Task goal
Count the lines below that contain the word "Amplitude". Give only the number.

#####

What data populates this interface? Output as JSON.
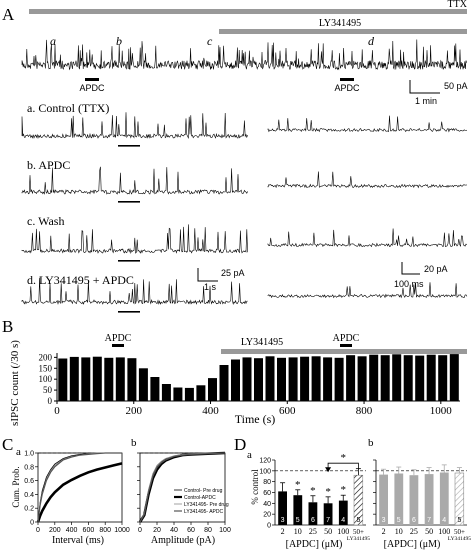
{
  "panel_a": {
    "letter": "A",
    "ttx_label": "TTX",
    "ly_label": "LY341495",
    "apdc_label": "APDC",
    "epoch_labels": [
      "a",
      "b",
      "c",
      "d"
    ],
    "scale_y": "50 pA",
    "scale_x": "1 min",
    "traces": [
      {
        "label": "a. Control (TTX)"
      },
      {
        "label": "b. APDC"
      },
      {
        "label": "c. Wash"
      },
      {
        "label": "d. LY341495 + APDC"
      }
    ],
    "scale_left_y": "25 pA",
    "scale_left_x": "1 s",
    "scale_right_y": "20 pA",
    "scale_right_x": "100 ms"
  },
  "panel_b": {
    "letter": "B",
    "apdc_label": "APDC",
    "ly_label": "LY341495",
    "ylabel": "sIPSC count (/30 s)",
    "xlabel": "Time (s)",
    "xticks": [
      "0",
      "200",
      "400",
      "600",
      "800",
      "1000"
    ],
    "yticks": [
      "0",
      "50",
      "100",
      "150",
      "200"
    ]
  },
  "panel_c": {
    "letter": "C",
    "sub_a": "a",
    "sub_b": "b",
    "ylabel": "Cum. Prob.",
    "xlabel_a": "Interval (ms)",
    "xlabel_b": "Amplitude (pA)",
    "xticks_a": [
      "0",
      "200",
      "400",
      "600",
      "800",
      "1000"
    ],
    "xticks_b": [
      "0",
      "20",
      "40",
      "60",
      "80",
      "100"
    ],
    "yticks": [
      "0",
      "0.2",
      "0.4",
      "0.6",
      "0.8",
      "1.0"
    ],
    "legend": [
      "Control- Pre drug",
      "Control-APDC",
      "LY341495- Pre drug",
      "LY341495- APDC"
    ]
  },
  "panel_d": {
    "letter": "D",
    "sub_a": "a",
    "sub_b": "b",
    "ylabel": "% control",
    "xlabel": "[APDC] (μM)",
    "yticks": [
      "0",
      "20",
      "40",
      "60",
      "80",
      "100",
      "120"
    ],
    "categories": [
      "2",
      "10",
      "25",
      "50",
      "100",
      "50+ LY341495"
    ],
    "star": "*",
    "n_values": [
      "3",
      "5",
      "6",
      "7",
      "4",
      "5"
    ]
  },
  "colors": {
    "bar_black": "#000000",
    "bar_grey": "#aaaaaa",
    "bar_light": "#cccccc"
  },
  "chart_data": [
    {
      "type": "bar",
      "title": "",
      "xlabel": "Time (s)",
      "ylabel": "sIPSC count (/30 s)",
      "xlim": [
        0,
        1050
      ],
      "ylim": [
        0,
        220
      ],
      "x": [
        15,
        45,
        75,
        105,
        135,
        165,
        195,
        225,
        255,
        285,
        315,
        345,
        375,
        405,
        435,
        465,
        495,
        525,
        555,
        585,
        615,
        645,
        675,
        705,
        735,
        765,
        795,
        825,
        855,
        885,
        915,
        945,
        975,
        1005,
        1035
      ],
      "values": [
        195,
        202,
        200,
        203,
        198,
        200,
        196,
        150,
        110,
        78,
        62,
        60,
        72,
        105,
        165,
        190,
        200,
        196,
        205,
        198,
        200,
        203,
        205,
        200,
        198,
        210,
        205,
        212,
        210,
        214,
        210,
        208,
        212,
        210,
        215
      ]
    },
    {
      "type": "line",
      "title": "",
      "xlabel": "Interval (ms)",
      "ylabel": "Cum. Prob.",
      "xlim": [
        0,
        1000
      ],
      "ylim": [
        0,
        1.0
      ],
      "x": [
        0,
        25,
        50,
        100,
        150,
        200,
        300,
        400,
        500,
        600,
        700,
        800,
        900,
        1000
      ],
      "series": [
        {
          "name": "Control- Pre drug",
          "values": [
            0,
            0.28,
            0.45,
            0.65,
            0.76,
            0.84,
            0.92,
            0.96,
            0.98,
            0.99,
            1.0,
            1.0,
            1.0,
            1.0
          ]
        },
        {
          "name": "Control-APDC",
          "values": [
            0,
            0.09,
            0.16,
            0.27,
            0.36,
            0.43,
            0.54,
            0.61,
            0.67,
            0.72,
            0.76,
            0.79,
            0.82,
            0.85
          ]
        },
        {
          "name": "LY341495- Pre drug",
          "values": [
            0,
            0.26,
            0.42,
            0.62,
            0.74,
            0.82,
            0.91,
            0.95,
            0.97,
            0.99,
            1.0,
            1.0,
            1.0,
            1.0
          ]
        },
        {
          "name": "LY341495- APDC",
          "values": [
            0,
            0.24,
            0.4,
            0.6,
            0.72,
            0.8,
            0.9,
            0.94,
            0.97,
            0.98,
            0.99,
            1.0,
            1.0,
            1.0
          ]
        }
      ]
    },
    {
      "type": "line",
      "title": "",
      "xlabel": "Amplitude (pA)",
      "ylabel": "",
      "xlim": [
        0,
        100
      ],
      "ylim": [
        0,
        1.0
      ],
      "x": [
        0,
        5,
        10,
        15,
        20,
        25,
        30,
        40,
        50,
        60,
        80,
        100
      ],
      "series": [
        {
          "name": "Control- Pre drug",
          "values": [
            0,
            0.12,
            0.45,
            0.68,
            0.8,
            0.87,
            0.91,
            0.95,
            0.97,
            0.98,
            0.99,
            1.0
          ]
        },
        {
          "name": "Control-APDC",
          "values": [
            0,
            0.1,
            0.4,
            0.63,
            0.76,
            0.84,
            0.89,
            0.94,
            0.97,
            0.98,
            0.99,
            1.0
          ]
        },
        {
          "name": "LY341495- Pre drug",
          "values": [
            0,
            0.13,
            0.47,
            0.7,
            0.82,
            0.88,
            0.92,
            0.96,
            0.98,
            0.99,
            1.0,
            1.0
          ]
        },
        {
          "name": "LY341495- APDC",
          "values": [
            0,
            0.11,
            0.43,
            0.66,
            0.79,
            0.86,
            0.9,
            0.95,
            0.97,
            0.98,
            0.99,
            1.0
          ]
        }
      ]
    },
    {
      "type": "bar",
      "title": "",
      "xlabel": "[APDC] (μM)",
      "ylabel": "% control",
      "ylim": [
        0,
        120
      ],
      "categories": [
        "2",
        "10",
        "25",
        "50",
        "100",
        "50+ LY341495"
      ],
      "values": [
        62,
        55,
        42,
        40,
        45,
        92
      ],
      "errors": [
        16,
        10,
        12,
        12,
        10,
        12
      ],
      "significant": [
        false,
        true,
        true,
        true,
        true,
        false
      ],
      "n": [
        "3",
        "5",
        "6",
        "7",
        "4",
        "5"
      ]
    },
    {
      "type": "bar",
      "title": "",
      "xlabel": "[APDC] (μM)",
      "ylabel": "",
      "ylim": [
        0,
        120
      ],
      "categories": [
        "2",
        "10",
        "25",
        "50",
        "100",
        "50+ LY341495"
      ],
      "values": [
        93,
        95,
        92,
        94,
        97,
        96
      ],
      "errors": [
        10,
        12,
        10,
        12,
        14,
        10
      ],
      "n": [
        "3",
        "5",
        "6",
        "7",
        "4",
        "5"
      ]
    }
  ]
}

#####

The result
2